_Records for the task:_
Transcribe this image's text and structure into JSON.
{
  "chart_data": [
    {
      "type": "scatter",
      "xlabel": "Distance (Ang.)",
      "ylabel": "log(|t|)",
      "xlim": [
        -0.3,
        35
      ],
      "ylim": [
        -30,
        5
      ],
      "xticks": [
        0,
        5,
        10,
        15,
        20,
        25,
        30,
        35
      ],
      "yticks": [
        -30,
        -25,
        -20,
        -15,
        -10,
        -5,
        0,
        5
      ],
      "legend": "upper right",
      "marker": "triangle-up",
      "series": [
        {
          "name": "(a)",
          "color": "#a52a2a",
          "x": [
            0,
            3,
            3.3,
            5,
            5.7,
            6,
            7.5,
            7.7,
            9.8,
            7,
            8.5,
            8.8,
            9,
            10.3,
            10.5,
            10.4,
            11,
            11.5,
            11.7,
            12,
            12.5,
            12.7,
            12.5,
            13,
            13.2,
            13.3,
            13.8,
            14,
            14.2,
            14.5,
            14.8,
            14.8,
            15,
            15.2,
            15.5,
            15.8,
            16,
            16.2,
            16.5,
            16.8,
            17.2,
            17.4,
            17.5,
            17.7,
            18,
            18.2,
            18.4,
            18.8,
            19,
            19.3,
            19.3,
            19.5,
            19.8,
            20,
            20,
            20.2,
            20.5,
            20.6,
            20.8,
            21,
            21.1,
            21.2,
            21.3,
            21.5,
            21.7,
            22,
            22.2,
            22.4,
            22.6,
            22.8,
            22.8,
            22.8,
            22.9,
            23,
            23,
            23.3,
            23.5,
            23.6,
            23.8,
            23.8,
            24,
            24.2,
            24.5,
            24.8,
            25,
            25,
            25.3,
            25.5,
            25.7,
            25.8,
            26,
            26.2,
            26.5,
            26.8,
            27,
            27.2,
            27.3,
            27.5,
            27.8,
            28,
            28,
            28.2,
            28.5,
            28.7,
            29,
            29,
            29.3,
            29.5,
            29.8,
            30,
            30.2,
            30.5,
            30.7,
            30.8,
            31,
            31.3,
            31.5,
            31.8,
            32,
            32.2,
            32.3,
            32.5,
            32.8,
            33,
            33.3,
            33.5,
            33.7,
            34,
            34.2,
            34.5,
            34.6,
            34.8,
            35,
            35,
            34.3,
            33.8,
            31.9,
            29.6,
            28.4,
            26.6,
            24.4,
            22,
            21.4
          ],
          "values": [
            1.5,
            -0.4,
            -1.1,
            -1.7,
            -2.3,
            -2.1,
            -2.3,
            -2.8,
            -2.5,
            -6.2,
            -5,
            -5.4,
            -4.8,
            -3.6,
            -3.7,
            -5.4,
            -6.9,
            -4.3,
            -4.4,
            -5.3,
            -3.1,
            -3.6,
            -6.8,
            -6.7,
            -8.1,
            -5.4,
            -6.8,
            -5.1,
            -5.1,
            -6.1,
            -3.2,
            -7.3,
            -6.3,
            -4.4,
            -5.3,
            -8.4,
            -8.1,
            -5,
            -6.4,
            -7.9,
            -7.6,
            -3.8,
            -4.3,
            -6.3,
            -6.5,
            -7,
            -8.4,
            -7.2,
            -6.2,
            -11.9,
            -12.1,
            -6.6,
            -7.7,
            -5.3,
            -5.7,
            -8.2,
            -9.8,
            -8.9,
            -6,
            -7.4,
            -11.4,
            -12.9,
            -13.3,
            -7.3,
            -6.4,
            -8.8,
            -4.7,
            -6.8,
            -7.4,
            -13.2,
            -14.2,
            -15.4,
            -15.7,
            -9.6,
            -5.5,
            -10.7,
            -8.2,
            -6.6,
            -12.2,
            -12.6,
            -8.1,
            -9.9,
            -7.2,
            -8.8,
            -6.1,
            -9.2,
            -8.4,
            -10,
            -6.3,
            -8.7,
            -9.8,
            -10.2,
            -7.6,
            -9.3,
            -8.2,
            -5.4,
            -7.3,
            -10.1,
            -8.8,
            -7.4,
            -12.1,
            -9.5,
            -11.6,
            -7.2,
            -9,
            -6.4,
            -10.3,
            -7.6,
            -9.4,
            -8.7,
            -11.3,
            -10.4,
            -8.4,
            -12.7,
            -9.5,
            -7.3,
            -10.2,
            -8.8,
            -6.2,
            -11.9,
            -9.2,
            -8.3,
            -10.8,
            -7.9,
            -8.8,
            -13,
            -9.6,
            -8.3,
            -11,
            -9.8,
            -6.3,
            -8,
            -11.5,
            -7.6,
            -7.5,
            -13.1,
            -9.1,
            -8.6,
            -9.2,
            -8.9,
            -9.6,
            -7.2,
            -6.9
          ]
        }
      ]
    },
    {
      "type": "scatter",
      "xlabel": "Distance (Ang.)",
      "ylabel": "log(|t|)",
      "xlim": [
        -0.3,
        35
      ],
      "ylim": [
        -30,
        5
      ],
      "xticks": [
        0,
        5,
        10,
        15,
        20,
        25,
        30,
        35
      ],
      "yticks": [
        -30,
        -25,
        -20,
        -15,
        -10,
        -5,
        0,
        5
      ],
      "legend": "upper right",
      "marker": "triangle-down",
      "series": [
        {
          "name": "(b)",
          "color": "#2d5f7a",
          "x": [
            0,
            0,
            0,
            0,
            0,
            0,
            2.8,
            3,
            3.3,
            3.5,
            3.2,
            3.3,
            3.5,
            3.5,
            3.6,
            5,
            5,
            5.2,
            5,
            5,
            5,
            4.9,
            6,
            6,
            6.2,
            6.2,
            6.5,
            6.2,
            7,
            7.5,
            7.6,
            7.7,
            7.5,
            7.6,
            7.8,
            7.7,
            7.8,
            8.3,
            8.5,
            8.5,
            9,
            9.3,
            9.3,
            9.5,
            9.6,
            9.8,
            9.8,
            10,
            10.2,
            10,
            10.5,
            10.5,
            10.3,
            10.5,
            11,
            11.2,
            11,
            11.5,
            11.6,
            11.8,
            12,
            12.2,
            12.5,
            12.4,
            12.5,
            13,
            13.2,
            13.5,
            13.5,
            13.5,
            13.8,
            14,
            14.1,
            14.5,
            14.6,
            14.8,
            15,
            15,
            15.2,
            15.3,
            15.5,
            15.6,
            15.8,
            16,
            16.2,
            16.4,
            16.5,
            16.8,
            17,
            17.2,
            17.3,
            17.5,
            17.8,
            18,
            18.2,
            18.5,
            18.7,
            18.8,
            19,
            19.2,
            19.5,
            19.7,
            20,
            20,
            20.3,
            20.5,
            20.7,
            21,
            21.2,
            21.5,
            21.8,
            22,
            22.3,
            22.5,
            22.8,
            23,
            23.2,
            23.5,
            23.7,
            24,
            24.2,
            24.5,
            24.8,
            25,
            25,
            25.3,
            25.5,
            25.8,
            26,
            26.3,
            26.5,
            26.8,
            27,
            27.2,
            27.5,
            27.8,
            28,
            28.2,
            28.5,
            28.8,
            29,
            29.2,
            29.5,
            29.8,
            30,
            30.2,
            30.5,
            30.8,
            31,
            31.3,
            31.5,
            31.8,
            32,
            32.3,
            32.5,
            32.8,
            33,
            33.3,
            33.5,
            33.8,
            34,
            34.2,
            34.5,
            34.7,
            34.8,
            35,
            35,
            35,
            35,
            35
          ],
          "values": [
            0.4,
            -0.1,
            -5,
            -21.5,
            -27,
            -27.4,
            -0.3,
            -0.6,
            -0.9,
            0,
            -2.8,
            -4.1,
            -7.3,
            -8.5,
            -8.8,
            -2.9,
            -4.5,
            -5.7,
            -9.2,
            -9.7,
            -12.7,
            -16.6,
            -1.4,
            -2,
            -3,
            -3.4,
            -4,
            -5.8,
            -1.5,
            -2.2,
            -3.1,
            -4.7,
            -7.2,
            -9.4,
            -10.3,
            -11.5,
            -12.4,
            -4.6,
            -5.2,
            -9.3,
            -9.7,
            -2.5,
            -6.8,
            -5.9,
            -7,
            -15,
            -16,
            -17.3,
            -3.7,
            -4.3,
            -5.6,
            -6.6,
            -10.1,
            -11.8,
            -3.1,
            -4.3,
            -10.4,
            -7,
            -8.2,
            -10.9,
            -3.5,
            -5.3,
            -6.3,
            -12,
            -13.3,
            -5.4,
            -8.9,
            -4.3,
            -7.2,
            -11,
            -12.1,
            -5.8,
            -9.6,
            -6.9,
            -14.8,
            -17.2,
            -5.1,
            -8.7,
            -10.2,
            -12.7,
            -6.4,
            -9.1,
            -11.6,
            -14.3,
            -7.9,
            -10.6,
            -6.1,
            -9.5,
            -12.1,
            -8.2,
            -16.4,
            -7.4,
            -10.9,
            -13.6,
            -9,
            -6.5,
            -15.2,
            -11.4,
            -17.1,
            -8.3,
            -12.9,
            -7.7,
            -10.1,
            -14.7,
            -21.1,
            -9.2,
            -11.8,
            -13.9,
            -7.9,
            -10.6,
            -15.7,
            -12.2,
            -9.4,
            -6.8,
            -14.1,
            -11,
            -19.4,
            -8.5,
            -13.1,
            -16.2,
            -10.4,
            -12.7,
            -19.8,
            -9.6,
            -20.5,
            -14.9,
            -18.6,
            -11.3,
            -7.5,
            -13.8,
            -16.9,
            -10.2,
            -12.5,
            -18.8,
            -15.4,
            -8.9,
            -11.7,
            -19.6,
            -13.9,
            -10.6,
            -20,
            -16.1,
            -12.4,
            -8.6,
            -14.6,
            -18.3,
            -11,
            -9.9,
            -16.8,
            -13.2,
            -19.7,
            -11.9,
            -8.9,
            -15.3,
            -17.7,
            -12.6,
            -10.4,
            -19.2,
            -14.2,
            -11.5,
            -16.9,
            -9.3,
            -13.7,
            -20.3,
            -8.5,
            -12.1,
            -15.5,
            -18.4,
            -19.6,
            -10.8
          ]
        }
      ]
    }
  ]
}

_Exercise objective:_
Using the records above, find and show each line with the string "marker".

_Worked answer:_
      "marker": "triangle-up",
      "marker": "triangle-down",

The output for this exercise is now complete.